Required task | In the lines below, find how many contain the word "Windows" and report that figure alone.
>> START Data to use
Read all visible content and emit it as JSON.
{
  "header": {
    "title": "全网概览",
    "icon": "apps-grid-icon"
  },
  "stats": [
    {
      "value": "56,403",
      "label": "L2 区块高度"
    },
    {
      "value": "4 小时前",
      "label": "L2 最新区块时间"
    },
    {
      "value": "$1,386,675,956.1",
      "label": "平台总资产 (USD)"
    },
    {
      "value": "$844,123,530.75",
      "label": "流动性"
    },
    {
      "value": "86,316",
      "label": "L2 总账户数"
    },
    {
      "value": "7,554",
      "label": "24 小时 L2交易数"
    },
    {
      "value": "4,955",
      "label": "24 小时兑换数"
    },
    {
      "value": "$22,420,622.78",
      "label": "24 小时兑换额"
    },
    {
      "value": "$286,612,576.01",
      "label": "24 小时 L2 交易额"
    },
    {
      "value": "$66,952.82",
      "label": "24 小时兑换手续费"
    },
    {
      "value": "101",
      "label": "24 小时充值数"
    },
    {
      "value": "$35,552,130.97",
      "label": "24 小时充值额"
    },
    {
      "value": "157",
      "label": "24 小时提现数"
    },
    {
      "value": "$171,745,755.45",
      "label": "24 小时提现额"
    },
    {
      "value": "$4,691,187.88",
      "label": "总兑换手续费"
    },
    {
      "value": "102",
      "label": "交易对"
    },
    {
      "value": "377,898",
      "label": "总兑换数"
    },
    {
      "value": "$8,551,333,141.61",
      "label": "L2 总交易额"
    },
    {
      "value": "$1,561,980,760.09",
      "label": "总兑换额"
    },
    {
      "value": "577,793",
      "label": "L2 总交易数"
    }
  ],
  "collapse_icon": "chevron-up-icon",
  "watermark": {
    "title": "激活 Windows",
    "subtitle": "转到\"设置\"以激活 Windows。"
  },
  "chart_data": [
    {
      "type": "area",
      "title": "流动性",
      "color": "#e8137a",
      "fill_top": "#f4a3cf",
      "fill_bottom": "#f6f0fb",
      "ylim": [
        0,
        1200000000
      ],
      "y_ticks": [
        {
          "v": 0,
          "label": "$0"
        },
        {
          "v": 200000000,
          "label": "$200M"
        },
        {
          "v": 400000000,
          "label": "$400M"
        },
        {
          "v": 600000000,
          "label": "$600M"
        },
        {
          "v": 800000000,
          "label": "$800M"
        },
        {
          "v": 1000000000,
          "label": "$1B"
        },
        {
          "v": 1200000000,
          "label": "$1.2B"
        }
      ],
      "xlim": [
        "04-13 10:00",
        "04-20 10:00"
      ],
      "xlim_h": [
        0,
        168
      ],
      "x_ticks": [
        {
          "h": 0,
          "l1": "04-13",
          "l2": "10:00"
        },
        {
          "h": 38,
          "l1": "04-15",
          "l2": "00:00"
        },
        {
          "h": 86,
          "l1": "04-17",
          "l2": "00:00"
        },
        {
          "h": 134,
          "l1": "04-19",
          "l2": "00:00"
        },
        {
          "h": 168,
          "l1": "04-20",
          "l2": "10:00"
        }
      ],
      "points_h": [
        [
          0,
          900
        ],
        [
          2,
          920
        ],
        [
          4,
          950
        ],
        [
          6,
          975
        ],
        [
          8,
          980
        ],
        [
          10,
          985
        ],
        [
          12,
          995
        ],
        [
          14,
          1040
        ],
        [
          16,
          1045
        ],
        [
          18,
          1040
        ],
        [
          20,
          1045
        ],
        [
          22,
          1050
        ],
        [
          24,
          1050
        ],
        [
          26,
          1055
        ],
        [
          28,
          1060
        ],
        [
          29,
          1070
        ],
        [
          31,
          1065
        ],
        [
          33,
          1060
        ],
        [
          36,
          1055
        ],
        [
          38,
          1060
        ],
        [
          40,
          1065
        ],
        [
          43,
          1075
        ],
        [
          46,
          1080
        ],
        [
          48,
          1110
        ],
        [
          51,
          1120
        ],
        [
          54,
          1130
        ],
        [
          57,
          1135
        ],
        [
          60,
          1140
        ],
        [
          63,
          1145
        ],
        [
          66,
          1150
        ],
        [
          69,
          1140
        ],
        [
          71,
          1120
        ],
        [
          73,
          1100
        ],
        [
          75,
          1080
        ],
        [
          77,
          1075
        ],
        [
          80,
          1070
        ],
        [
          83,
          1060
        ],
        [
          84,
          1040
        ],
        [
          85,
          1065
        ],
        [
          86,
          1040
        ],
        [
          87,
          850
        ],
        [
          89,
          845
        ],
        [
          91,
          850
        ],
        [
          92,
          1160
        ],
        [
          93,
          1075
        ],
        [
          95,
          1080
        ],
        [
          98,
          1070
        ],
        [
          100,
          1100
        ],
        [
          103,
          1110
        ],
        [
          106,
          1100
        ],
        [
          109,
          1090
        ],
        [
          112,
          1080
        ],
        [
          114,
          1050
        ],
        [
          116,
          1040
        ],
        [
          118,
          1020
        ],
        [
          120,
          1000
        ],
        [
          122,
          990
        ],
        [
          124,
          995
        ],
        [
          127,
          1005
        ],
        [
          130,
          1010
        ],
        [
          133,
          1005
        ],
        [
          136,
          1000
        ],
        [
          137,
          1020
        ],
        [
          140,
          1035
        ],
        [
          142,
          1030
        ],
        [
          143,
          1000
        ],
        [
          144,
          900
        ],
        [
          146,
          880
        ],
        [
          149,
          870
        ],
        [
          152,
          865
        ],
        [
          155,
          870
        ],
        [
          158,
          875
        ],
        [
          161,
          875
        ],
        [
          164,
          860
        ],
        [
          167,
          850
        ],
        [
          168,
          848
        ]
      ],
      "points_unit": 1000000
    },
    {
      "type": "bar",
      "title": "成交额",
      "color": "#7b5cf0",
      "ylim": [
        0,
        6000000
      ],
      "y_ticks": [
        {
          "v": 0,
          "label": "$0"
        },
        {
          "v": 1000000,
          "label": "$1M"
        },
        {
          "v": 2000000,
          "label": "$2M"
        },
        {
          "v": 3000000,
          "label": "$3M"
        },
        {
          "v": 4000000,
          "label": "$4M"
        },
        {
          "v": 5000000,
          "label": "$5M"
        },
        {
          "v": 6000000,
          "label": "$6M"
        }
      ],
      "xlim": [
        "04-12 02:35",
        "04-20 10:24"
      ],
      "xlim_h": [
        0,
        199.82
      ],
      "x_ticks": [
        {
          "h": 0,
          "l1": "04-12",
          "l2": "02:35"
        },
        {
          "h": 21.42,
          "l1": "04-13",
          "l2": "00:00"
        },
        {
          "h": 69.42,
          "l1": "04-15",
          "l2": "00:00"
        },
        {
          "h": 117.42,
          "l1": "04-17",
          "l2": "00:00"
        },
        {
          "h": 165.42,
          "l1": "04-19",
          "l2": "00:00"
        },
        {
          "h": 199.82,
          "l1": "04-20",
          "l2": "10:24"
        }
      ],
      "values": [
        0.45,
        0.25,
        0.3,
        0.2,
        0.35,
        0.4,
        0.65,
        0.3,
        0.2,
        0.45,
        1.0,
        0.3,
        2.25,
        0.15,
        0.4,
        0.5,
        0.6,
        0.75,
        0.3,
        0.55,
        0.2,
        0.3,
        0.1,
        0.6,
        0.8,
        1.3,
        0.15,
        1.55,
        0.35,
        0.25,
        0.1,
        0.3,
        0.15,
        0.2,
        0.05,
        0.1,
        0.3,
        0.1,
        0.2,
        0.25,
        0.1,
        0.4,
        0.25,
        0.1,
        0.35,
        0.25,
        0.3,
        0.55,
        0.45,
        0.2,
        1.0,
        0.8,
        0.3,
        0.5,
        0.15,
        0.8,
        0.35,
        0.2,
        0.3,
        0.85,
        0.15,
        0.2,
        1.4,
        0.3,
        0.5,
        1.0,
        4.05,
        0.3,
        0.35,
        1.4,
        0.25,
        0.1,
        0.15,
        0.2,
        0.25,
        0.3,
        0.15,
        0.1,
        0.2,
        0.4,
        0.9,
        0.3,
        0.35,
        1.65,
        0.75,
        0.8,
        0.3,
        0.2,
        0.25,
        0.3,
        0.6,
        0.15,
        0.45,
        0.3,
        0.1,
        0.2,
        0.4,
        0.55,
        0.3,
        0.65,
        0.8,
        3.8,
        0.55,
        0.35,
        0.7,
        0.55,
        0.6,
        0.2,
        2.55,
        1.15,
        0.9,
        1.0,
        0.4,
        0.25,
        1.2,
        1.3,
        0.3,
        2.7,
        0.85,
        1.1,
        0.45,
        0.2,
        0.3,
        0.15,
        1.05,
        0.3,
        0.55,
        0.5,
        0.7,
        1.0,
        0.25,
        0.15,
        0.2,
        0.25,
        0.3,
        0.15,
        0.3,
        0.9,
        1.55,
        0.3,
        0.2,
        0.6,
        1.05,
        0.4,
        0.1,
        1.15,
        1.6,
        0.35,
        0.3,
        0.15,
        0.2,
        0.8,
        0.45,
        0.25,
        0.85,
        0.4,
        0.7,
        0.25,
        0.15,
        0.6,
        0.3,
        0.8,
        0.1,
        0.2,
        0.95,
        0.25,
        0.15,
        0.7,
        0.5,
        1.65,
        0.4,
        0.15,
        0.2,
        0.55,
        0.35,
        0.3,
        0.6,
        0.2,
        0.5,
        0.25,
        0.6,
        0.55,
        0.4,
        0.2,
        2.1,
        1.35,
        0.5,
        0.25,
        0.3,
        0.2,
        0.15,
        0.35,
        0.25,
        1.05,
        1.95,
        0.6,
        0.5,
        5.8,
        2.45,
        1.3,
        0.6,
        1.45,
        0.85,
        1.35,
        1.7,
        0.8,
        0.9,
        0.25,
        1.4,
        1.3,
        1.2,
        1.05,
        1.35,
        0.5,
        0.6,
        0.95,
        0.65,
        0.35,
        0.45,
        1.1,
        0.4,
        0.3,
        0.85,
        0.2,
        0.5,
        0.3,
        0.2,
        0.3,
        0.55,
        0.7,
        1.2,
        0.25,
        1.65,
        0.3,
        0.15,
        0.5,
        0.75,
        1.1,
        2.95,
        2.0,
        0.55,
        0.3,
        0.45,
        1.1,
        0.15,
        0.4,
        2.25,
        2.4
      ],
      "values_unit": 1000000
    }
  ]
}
>> END Data to use
Exercise output | 2